**EXERCISE:** Do any lines in the data below contain "Dienst"? If so, copy every one of them.

**DATASET EXTRACT:**
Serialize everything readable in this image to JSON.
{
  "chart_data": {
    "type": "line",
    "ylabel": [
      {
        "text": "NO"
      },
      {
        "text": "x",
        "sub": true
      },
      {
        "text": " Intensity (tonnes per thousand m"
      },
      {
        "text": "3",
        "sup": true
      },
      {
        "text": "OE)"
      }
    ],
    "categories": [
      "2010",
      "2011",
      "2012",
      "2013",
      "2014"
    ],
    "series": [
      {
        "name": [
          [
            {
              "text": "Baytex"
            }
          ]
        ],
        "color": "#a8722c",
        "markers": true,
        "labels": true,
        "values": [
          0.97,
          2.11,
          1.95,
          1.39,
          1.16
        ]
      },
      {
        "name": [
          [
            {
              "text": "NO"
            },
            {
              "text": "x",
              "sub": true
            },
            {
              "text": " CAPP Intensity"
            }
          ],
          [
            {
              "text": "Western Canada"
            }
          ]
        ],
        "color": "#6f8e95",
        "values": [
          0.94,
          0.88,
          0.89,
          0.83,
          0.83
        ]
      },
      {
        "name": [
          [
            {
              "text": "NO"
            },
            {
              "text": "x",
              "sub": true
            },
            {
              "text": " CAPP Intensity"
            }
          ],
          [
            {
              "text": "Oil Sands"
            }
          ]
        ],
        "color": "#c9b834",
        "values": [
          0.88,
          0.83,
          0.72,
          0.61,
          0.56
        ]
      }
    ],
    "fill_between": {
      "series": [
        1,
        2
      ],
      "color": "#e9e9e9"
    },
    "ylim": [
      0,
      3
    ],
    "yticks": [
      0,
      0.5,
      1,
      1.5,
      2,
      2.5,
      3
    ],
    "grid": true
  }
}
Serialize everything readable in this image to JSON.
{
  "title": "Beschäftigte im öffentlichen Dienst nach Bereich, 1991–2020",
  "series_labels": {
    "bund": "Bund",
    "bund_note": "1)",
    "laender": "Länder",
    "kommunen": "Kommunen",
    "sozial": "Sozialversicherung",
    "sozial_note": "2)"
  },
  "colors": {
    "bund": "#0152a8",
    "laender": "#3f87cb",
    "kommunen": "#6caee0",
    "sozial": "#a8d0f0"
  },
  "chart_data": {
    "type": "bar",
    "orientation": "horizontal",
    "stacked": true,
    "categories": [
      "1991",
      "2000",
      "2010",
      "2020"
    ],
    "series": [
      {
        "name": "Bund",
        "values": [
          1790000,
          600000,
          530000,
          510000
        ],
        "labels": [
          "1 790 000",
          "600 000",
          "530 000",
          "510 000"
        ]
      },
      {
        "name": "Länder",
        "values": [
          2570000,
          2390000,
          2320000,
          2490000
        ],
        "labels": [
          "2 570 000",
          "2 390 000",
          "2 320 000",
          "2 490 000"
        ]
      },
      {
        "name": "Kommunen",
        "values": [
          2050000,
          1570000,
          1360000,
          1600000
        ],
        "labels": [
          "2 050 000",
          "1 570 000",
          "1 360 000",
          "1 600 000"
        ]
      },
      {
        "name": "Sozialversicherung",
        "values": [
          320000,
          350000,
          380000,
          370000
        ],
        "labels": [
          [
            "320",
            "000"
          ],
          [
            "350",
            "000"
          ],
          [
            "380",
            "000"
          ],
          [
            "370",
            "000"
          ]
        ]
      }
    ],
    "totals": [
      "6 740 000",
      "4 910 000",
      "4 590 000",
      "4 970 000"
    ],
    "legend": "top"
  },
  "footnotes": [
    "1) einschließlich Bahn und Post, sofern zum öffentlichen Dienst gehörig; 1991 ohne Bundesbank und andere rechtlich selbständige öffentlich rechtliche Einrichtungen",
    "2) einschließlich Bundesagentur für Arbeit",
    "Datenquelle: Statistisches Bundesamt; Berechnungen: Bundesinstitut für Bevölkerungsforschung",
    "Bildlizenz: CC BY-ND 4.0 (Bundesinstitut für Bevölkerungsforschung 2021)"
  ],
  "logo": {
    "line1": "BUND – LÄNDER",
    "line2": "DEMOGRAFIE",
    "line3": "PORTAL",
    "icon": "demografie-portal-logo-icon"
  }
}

**FULL SOLUTION:**
  "title": "Beschäftigte im öffentlichen Dienst nach Bereich, 1991–2020",
    "1) einschließlich Bahn und Post, sofern zum öffentlichen Dienst gehörig; 1991 ohne Bundesbank und andere rechtlich selbständige öffentlich rechtliche Einrichtungen",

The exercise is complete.